# Set exercise
Reproduce every line of the records below word for word.

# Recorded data
START
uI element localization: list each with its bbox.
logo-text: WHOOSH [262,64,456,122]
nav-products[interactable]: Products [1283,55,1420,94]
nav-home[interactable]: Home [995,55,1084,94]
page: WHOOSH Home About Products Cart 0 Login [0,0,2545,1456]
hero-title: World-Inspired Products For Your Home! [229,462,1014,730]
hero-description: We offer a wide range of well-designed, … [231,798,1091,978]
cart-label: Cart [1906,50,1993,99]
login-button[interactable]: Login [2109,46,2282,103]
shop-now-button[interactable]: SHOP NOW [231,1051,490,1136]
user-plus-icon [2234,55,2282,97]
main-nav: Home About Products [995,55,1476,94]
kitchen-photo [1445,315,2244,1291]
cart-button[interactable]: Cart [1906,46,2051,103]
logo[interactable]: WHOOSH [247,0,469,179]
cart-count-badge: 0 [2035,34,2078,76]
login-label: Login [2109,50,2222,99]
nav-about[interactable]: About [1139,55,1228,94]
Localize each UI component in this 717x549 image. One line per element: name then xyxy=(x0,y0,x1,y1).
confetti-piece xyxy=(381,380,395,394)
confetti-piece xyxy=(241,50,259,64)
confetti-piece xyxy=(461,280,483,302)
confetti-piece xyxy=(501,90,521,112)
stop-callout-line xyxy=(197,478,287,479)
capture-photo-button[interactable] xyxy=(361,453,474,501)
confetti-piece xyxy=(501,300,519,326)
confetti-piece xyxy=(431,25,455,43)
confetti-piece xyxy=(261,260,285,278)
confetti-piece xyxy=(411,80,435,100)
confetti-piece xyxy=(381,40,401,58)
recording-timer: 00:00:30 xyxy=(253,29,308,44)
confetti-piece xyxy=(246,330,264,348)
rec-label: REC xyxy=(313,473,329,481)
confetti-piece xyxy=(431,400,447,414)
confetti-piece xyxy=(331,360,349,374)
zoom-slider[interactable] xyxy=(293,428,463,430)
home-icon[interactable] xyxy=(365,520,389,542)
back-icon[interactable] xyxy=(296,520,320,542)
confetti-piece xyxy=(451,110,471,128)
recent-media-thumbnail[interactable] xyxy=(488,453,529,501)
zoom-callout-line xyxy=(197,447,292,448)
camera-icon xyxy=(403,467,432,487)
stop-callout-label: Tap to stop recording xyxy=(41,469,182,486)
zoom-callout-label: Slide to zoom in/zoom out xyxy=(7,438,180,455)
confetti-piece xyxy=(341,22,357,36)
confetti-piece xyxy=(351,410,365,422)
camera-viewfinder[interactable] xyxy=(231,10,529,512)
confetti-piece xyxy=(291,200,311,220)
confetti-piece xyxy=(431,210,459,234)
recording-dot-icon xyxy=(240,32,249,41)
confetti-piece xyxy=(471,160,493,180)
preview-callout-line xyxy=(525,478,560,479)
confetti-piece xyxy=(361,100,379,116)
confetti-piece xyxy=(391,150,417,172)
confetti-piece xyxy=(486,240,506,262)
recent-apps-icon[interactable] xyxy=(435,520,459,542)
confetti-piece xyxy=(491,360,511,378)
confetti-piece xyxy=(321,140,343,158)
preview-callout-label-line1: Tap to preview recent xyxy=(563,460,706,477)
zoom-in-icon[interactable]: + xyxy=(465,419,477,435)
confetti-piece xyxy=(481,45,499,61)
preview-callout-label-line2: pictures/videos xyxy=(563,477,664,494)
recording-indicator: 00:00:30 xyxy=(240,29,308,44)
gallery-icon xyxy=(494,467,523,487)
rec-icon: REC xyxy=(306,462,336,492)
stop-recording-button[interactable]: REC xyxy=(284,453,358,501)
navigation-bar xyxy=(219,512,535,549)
END
# Exercise result
uI element localization: list each with its bbox.
logo-text: WHOOSH [262,64,456,122]
nav-products[interactable]: Products [1283,55,1420,94]
nav-home[interactable]: Home [995,55,1084,94]
page: WHOOSH Home About Products Cart 0 Login [0,0,2545,1456]
hero-title: World-Inspired Products For Your Home! [229,462,1014,730]
hero-description: We offer a wide range of well-designed, … [231,798,1091,978]
cart-label: Cart [1906,50,1993,99]
login-button[interactable]: Login [2109,46,2282,103]
shop-now-button[interactable]: SHOP NOW [231,1051,490,1136]
user-plus-icon [2234,55,2282,97]
main-nav: Home About Products [995,55,1476,94]
kitchen-photo [1445,315,2244,1291]
cart-button[interactable]: Cart [1906,46,2051,103]
logo[interactable]: WHOOSH [247,0,469,179]
cart-count-badge: 0 [2035,34,2078,76]
login-label: Login [2109,50,2222,99]
nav-about[interactable]: About [1139,55,1228,94]
Localize each UI component in this 717x549 image. One line per element: name then xyxy=(x0,y0,x1,y1).
confetti-piece xyxy=(381,380,395,394)
confetti-piece xyxy=(241,50,259,64)
confetti-piece xyxy=(461,280,483,302)
confetti-piece xyxy=(501,90,521,112)
stop-callout-line xyxy=(197,478,287,479)
capture-photo-button[interactable] xyxy=(361,453,474,501)
confetti-piece xyxy=(501,300,519,326)
confetti-piece xyxy=(431,25,455,43)
confetti-piece xyxy=(261,260,285,278)
confetti-piece xyxy=(411,80,435,100)
confetti-piece xyxy=(381,40,401,58)
recording-timer: 00:00:30 xyxy=(253,29,308,44)
confetti-piece xyxy=(246,330,264,348)
rec-label: REC xyxy=(313,473,329,481)
confetti-piece xyxy=(431,400,447,414)
confetti-piece xyxy=(331,360,349,374)
zoom-slider[interactable] xyxy=(293,428,463,430)
home-icon[interactable] xyxy=(365,520,389,542)
back-icon[interactable] xyxy=(296,520,320,542)
confetti-piece xyxy=(451,110,471,128)
recent-media-thumbnail[interactable] xyxy=(488,453,529,501)
zoom-callout-line xyxy=(197,447,292,448)
camera-icon xyxy=(403,467,432,487)
stop-callout-label: Tap to stop recording xyxy=(41,469,182,486)
zoom-callout-label: Slide to zoom in/zoom out xyxy=(7,438,180,455)
confetti-piece xyxy=(341,22,357,36)
confetti-piece xyxy=(351,410,365,422)
camera-viewfinder[interactable] xyxy=(231,10,529,512)
confetti-piece xyxy=(291,200,311,220)
confetti-piece xyxy=(431,210,459,234)
recording-dot-icon xyxy=(240,32,249,41)
confetti-piece xyxy=(471,160,493,180)
preview-callout-line xyxy=(525,478,560,479)
confetti-piece xyxy=(361,100,379,116)
confetti-piece xyxy=(391,150,417,172)
confetti-piece xyxy=(486,240,506,262)
recent-apps-icon[interactable] xyxy=(435,520,459,542)
confetti-piece xyxy=(491,360,511,378)
confetti-piece xyxy=(321,140,343,158)
preview-callout-label-line1: Tap to preview recent xyxy=(563,460,706,477)
zoom-in-icon[interactable]: + xyxy=(465,419,477,435)
confetti-piece xyxy=(481,45,499,61)
preview-callout-label-line2: pictures/videos xyxy=(563,477,664,494)
recording-indicator: 00:00:30 xyxy=(240,29,308,44)
gallery-icon xyxy=(494,467,523,487)
rec-icon: REC xyxy=(306,462,336,492)
stop-recording-button[interactable]: REC xyxy=(284,453,358,501)
navigation-bar xyxy=(219,512,535,549)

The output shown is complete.